Instruction: Return every entry exactly as written.

Saved entries
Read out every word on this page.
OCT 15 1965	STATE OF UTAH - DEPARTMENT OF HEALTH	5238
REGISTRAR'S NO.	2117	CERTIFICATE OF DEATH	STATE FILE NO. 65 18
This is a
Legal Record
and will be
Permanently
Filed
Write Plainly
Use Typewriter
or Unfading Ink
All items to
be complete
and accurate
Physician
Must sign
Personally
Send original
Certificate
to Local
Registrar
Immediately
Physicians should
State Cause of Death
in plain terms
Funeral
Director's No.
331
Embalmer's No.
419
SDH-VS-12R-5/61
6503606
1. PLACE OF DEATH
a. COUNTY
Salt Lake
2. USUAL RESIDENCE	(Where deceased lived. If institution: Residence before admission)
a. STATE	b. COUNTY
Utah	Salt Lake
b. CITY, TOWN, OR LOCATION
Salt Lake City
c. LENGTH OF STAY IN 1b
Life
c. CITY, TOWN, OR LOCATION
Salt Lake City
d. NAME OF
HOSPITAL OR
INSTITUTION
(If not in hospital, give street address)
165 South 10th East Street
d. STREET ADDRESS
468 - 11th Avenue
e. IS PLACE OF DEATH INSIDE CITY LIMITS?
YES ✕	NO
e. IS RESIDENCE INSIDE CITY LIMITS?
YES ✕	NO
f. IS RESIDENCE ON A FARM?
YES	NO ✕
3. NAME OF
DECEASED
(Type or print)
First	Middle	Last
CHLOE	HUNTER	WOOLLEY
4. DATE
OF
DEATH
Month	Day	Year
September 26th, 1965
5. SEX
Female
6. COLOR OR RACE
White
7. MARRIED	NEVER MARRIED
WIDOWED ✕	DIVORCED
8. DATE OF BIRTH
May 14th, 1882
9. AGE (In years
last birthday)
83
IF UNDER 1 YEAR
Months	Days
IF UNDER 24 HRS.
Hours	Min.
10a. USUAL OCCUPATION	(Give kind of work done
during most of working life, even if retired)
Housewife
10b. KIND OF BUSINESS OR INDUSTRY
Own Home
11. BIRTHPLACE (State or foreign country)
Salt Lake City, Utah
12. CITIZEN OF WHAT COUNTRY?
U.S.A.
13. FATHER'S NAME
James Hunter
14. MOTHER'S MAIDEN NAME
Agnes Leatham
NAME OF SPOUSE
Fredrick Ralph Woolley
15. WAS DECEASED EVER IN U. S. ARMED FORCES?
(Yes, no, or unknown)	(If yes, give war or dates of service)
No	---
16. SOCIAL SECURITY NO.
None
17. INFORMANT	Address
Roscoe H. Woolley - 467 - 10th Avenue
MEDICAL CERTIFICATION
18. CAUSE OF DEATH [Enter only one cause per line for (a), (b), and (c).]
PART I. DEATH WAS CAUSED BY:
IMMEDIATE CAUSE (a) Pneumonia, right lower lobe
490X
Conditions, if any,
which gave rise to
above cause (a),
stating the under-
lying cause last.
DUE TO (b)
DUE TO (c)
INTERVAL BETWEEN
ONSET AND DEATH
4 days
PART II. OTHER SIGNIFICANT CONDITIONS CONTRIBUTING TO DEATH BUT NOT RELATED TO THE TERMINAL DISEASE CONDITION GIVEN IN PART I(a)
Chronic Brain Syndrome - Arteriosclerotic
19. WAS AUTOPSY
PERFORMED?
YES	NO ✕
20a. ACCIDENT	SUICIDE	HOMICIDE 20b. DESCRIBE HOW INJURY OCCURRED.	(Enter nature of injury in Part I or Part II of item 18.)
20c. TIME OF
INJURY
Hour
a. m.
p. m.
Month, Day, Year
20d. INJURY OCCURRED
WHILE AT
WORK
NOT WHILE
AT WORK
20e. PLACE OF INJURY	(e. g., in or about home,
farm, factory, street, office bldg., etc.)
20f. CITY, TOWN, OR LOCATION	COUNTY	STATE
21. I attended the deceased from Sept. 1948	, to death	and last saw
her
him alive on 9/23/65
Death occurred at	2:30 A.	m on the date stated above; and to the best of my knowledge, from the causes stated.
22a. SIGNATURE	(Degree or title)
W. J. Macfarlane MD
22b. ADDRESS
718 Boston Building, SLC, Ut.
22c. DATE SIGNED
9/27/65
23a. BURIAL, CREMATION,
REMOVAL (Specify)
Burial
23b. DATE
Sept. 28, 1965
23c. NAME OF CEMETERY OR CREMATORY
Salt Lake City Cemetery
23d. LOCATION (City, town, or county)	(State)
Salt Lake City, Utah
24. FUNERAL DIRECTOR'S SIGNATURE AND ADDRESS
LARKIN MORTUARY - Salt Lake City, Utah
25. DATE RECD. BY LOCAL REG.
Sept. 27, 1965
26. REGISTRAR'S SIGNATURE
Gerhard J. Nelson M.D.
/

Expected answer:
Read out every word on this page.
OCT 15 1965	STATE OF UTAH - DEPARTMENT OF HEALTH	5238
REGISTRAR'S NO.	2117	CERTIFICATE OF DEATH	STATE FILE NO. 65 18
This is a
Legal Record
and will be
Permanently
Filed
Write Plainly
Use Typewriter
or Unfading Ink
All items to
be complete
and accurate
Physician
Must sign
Personally
Send original
Certificate
to Local
Registrar
Immediately
Physicians should
State Cause of Death
in plain terms
Funeral
Director's No.
331
Embalmer's No.
419
SDH-VS-12R-5/61
6503606
1. PLACE OF DEATH
a. COUNTY
Salt Lake
2. USUAL RESIDENCE	(Where deceased lived. If institution: Residence before admission)
a. STATE	b. COUNTY
Utah	Salt Lake
b. CITY, TOWN, OR LOCATION
Salt Lake City
c. LENGTH OF STAY IN 1b
Life
c. CITY, TOWN, OR LOCATION
Salt Lake City
d. NAME OF
HOSPITAL OR
INSTITUTION
(If not in hospital, give street address)
165 South 10th East Street
d. STREET ADDRESS
468 - 11th Avenue
e. IS PLACE OF DEATH INSIDE CITY LIMITS?
YES ✕	NO
e. IS RESIDENCE INSIDE CITY LIMITS?
YES ✕	NO
f. IS RESIDENCE ON A FARM?
YES	NO ✕
3. NAME OF
DECEASED
(Type or print)
First	Middle	Last
CHLOE	HUNTER	WOOLLEY
4. DATE
OF
DEATH
Month	Day	Year
September 26th, 1965
5. SEX
Female
6. COLOR OR RACE
White
7. MARRIED	NEVER MARRIED
WIDOWED ✕	DIVORCED
8. DATE OF BIRTH
May 14th, 1882
9. AGE (In years
last birthday)
83
IF UNDER 1 YEAR
Months	Days
IF UNDER 24 HRS.
Hours	Min.
10a. USUAL OCCUPATION	(Give kind of work done
during most of working life, even if retired)
Housewife
10b. KIND OF BUSINESS OR INDUSTRY
Own Home
11. BIRTHPLACE (State or foreign country)
Salt Lake City, Utah
12. CITIZEN OF WHAT COUNTRY?
U.S.A.
13. FATHER'S NAME
James Hunter
14. MOTHER'S MAIDEN NAME
Agnes Leatham
NAME OF SPOUSE
Fredrick Ralph Woolley
15. WAS DECEASED EVER IN U. S. ARMED FORCES?
(Yes, no, or unknown)	(If yes, give war or dates of service)
No	---
16. SOCIAL SECURITY NO.
None
17. INFORMANT	Address
Roscoe H. Woolley - 467 - 10th Avenue
MEDICAL CERTIFICATION
18. CAUSE OF DEATH [Enter only one cause per line for (a), (b), and (c).]
PART I. DEATH WAS CAUSED BY:
IMMEDIATE CAUSE (a) Pneumonia, right lower lobe
490X
Conditions, if any,
which gave rise to
above cause (a),
stating the under-
lying cause last.
DUE TO (b)
DUE TO (c)
INTERVAL BETWEEN
ONSET AND DEATH
4 days
PART II. OTHER SIGNIFICANT CONDITIONS CONTRIBUTING TO DEATH BUT NOT RELATED TO THE TERMINAL DISEASE CONDITION GIVEN IN PART I(a)
Chronic Brain Syndrome - Arteriosclerotic
19. WAS AUTOPSY
PERFORMED?
YES	NO ✕
20a. ACCIDENT	SUICIDE	HOMICIDE 20b. DESCRIBE HOW INJURY OCCURRED.	(Enter nature of injury in Part I or Part II of item 18.)
20c. TIME OF
INJURY
Hour
a. m.
p. m.
Month, Day, Year
20d. INJURY OCCURRED
WHILE AT
WORK
NOT WHILE
AT WORK
20e. PLACE OF INJURY	(e. g., in or about home,
farm, factory, street, office bldg., etc.)
20f. CITY, TOWN, OR LOCATION	COUNTY	STATE
21. I attended the deceased from Sept. 1948	, to death	and last saw
her
him alive on 9/23/65
Death occurred at	2:30 A.	m on the date stated above; and to the best of my knowledge, from the causes stated.
22a. SIGNATURE	(Degree or title)
W. J. Macfarlane MD
22b. ADDRESS
718 Boston Building, SLC, Ut.
22c. DATE SIGNED
9/27/65
23a. BURIAL, CREMATION,
REMOVAL (Specify)
Burial
23b. DATE
Sept. 28, 1965
23c. NAME OF CEMETERY OR CREMATORY
Salt Lake City Cemetery
23d. LOCATION (City, town, or county)	(State)
Salt Lake City, Utah
24. FUNERAL DIRECTOR'S SIGNATURE AND ADDRESS
LARKIN MORTUARY - Salt Lake City, Utah
25. DATE RECD. BY LOCAL REG.
Sept. 27, 1965
26. REGISTRAR'S SIGNATURE
Gerhard J. Nelson M.D.
/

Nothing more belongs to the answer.